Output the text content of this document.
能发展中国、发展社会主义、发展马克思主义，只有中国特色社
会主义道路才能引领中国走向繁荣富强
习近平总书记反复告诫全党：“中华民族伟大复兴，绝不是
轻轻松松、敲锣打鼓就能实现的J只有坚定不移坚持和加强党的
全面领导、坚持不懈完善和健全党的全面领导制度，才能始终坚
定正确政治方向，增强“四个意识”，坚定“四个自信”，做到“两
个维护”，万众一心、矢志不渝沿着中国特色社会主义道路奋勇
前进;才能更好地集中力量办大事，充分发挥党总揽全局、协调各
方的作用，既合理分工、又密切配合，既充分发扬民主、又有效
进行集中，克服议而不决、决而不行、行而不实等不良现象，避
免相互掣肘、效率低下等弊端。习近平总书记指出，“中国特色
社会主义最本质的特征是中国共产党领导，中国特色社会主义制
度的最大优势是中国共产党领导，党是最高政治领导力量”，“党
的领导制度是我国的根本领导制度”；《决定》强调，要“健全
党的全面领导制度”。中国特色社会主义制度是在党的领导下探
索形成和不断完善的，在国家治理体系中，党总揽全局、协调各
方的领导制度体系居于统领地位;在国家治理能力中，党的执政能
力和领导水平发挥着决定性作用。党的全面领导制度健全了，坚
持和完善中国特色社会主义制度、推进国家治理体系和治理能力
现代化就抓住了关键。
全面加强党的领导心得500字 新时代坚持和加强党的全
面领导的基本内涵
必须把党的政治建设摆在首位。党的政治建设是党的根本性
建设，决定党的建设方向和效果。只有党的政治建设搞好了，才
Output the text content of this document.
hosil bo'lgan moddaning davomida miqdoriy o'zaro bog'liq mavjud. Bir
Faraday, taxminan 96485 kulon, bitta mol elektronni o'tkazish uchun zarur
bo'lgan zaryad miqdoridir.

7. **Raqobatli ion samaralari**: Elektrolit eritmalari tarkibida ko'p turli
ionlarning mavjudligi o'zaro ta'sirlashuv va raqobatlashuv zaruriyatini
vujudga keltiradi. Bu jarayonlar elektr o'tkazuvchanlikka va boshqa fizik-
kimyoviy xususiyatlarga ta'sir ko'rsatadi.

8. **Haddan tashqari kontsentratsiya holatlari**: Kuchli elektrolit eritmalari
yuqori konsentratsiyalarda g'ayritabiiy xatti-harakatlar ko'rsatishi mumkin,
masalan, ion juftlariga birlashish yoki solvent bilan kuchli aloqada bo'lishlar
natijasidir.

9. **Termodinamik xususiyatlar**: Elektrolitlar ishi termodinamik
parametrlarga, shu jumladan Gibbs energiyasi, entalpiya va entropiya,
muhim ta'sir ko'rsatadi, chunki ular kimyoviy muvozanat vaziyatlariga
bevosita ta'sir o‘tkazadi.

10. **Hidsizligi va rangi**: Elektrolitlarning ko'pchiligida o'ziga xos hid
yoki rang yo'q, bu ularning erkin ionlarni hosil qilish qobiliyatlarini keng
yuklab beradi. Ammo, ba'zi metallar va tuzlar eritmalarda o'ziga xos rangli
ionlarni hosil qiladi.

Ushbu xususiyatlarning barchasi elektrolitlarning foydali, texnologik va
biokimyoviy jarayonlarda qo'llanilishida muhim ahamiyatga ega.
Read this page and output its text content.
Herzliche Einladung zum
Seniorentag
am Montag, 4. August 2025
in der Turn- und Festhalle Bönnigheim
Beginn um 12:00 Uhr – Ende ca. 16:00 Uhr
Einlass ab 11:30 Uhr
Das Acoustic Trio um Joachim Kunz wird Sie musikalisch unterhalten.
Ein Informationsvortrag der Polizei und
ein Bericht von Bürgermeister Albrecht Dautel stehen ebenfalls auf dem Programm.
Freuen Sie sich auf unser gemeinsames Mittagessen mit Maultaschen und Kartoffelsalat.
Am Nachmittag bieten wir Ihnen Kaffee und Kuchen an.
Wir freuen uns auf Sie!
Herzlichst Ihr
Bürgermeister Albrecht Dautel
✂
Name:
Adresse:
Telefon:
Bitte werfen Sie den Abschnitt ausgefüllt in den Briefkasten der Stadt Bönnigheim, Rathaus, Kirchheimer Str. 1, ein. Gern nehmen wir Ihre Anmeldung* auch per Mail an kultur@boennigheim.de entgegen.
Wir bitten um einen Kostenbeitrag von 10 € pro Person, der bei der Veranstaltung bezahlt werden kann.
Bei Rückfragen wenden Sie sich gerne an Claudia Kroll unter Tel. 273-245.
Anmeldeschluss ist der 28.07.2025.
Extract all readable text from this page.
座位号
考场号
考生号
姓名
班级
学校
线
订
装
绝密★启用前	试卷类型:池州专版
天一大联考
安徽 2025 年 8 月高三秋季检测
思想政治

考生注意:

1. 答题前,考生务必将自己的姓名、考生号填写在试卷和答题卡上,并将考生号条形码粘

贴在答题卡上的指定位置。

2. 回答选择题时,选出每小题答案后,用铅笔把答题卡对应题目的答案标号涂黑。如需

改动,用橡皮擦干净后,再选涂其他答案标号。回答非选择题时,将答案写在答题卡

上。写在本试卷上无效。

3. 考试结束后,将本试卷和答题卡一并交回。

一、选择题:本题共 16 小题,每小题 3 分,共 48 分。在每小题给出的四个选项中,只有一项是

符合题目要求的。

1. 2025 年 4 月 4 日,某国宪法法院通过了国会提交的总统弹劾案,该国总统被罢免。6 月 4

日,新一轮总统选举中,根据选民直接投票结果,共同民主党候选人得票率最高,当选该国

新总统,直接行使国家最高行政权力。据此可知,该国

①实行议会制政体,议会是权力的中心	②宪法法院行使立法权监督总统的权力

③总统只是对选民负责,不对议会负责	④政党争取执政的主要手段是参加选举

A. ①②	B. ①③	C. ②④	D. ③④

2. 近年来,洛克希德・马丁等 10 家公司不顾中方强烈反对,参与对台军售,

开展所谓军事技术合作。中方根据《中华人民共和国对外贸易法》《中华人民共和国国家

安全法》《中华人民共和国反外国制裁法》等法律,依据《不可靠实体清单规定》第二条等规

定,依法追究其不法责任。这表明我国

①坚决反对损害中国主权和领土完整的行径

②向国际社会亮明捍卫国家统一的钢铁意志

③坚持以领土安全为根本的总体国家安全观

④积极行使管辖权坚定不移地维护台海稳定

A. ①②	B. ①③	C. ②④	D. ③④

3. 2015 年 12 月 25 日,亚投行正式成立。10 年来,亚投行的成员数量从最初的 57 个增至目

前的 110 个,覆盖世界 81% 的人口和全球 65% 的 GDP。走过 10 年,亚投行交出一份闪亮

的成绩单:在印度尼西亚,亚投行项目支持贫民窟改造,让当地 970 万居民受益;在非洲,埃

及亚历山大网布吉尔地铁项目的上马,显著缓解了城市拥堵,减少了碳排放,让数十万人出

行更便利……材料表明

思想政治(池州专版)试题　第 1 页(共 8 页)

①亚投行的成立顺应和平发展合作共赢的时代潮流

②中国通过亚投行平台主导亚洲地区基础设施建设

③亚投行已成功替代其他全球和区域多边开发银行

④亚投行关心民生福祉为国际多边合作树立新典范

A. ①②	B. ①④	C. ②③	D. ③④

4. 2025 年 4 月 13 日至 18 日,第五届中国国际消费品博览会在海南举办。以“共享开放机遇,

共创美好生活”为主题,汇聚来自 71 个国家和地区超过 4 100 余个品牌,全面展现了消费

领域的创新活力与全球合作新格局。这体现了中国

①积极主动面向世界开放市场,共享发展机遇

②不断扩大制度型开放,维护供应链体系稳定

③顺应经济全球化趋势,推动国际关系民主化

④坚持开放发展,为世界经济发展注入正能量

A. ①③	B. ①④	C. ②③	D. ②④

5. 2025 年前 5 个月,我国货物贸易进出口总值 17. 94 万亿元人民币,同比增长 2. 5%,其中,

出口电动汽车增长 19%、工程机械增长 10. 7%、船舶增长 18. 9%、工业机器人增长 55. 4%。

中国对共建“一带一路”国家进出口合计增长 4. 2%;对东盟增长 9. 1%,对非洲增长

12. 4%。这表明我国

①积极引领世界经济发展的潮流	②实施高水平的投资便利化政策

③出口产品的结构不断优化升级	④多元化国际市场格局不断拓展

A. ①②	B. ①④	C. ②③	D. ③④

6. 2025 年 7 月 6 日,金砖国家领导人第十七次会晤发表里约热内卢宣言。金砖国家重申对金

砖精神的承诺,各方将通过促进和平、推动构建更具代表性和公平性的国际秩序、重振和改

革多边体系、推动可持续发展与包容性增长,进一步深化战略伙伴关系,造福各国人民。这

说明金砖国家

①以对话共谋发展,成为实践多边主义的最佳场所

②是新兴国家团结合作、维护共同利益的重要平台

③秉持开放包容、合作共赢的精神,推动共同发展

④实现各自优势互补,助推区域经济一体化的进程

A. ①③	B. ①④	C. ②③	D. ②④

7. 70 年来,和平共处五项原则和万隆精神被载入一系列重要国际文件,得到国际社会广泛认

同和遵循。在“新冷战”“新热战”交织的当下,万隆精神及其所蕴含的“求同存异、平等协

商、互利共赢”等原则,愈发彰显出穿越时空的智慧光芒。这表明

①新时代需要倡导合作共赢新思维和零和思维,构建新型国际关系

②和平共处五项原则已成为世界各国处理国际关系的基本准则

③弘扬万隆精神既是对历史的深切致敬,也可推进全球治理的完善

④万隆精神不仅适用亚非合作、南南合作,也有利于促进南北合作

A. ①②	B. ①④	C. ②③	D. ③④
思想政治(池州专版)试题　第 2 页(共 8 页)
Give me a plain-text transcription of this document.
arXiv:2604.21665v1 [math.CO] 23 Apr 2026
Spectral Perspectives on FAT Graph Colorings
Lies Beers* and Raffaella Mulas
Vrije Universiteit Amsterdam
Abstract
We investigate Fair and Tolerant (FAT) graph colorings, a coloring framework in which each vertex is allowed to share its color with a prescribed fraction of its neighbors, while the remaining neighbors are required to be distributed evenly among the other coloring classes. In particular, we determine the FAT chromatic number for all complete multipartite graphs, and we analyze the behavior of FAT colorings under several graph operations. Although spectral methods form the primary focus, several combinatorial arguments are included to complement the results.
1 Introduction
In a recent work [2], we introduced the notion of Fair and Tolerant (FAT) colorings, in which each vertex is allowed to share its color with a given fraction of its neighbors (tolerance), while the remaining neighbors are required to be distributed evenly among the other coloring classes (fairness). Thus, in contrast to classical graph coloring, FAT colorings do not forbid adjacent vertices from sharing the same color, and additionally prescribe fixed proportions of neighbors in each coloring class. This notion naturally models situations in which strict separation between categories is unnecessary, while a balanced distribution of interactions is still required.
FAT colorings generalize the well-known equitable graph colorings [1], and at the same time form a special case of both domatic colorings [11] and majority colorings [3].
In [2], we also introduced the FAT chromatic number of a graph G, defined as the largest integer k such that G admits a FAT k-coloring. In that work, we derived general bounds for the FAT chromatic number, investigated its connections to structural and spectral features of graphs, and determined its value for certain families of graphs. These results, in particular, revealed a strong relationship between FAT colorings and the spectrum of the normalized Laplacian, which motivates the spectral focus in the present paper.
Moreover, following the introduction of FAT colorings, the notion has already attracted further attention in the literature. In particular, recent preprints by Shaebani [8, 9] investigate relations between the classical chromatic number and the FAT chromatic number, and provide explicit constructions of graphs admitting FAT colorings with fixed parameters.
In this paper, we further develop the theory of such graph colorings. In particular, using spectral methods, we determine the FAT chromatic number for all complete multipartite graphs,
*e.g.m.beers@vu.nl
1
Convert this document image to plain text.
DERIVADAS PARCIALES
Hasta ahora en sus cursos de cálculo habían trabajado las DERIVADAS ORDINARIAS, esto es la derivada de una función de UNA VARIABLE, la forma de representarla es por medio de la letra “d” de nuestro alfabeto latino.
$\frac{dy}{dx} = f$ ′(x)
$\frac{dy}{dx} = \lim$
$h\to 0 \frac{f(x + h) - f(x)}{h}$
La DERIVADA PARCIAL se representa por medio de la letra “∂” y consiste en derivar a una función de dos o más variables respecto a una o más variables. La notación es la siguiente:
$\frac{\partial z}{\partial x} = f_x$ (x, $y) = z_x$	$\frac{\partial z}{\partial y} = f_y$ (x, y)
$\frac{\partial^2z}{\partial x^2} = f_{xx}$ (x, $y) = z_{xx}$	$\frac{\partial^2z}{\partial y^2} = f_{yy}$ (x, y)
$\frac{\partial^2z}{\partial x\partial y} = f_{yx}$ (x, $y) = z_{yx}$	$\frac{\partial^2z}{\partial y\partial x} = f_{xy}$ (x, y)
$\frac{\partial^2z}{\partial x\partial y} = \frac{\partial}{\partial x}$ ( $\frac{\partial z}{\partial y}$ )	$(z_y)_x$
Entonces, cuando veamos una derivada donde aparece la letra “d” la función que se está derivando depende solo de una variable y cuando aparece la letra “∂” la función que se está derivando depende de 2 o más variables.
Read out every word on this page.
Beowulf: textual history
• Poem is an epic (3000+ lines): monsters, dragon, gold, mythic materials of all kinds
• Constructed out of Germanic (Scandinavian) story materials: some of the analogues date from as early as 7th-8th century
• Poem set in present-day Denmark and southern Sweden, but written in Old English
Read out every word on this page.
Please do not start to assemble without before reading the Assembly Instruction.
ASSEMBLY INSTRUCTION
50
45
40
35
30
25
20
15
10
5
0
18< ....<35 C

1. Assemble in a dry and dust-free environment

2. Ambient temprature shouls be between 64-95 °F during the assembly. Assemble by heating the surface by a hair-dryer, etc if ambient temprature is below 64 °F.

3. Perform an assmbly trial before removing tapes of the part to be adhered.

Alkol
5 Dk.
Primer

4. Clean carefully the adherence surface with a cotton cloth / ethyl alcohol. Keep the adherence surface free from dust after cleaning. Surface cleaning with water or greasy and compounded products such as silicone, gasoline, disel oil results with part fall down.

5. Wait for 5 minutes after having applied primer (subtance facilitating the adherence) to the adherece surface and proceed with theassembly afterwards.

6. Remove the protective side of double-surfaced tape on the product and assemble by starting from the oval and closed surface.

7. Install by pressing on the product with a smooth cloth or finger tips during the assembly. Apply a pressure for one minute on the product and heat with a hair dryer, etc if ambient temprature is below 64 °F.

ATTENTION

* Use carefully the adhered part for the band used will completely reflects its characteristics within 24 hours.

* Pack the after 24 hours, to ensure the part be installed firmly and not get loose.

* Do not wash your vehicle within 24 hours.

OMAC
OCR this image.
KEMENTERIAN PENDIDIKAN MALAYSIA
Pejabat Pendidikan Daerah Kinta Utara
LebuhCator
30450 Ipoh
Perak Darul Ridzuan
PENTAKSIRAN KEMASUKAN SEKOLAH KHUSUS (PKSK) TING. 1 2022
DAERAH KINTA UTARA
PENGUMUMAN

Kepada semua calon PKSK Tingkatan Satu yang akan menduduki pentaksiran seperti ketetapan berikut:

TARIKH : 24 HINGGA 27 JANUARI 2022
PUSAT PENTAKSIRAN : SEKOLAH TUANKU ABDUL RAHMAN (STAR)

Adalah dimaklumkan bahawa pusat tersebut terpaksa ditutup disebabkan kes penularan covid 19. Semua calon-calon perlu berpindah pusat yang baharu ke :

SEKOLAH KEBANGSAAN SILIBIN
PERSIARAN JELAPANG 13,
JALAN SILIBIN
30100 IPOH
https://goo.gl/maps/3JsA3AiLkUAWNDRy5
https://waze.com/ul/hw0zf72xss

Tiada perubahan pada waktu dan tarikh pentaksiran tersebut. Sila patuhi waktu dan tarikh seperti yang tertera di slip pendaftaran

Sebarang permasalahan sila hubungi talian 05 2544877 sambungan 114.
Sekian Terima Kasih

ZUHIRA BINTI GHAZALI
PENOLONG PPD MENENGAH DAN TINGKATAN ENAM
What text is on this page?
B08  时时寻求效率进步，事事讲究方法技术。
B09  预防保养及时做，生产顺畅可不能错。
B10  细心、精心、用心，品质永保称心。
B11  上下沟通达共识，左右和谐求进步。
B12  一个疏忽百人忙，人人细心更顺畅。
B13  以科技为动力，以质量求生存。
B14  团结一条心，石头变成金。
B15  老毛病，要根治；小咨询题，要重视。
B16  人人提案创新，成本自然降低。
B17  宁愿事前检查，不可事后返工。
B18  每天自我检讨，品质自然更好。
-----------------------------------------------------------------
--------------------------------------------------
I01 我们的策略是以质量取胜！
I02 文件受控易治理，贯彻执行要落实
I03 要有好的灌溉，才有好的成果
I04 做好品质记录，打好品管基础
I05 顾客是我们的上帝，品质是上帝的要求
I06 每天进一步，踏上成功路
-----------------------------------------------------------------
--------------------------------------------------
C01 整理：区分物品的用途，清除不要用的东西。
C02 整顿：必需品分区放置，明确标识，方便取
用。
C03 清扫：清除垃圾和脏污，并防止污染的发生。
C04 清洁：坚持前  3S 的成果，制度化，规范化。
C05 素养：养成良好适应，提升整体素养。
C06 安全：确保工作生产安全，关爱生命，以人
+--
AIM — Return from the data every line that holds "Bönnigheim".

RESULT —
in der Turn- und Festhalle Bönnigheim
Bitte werfen Sie den Abschnitt ausgefüllt in den Briefkasten der Stadt Bönnigheim, Rathaus, Kirchheimer Str. 1, ein. Gern nehmen wir Ihre Anmeldung* auch per Mail an kultur@boennigheim.de entgegen.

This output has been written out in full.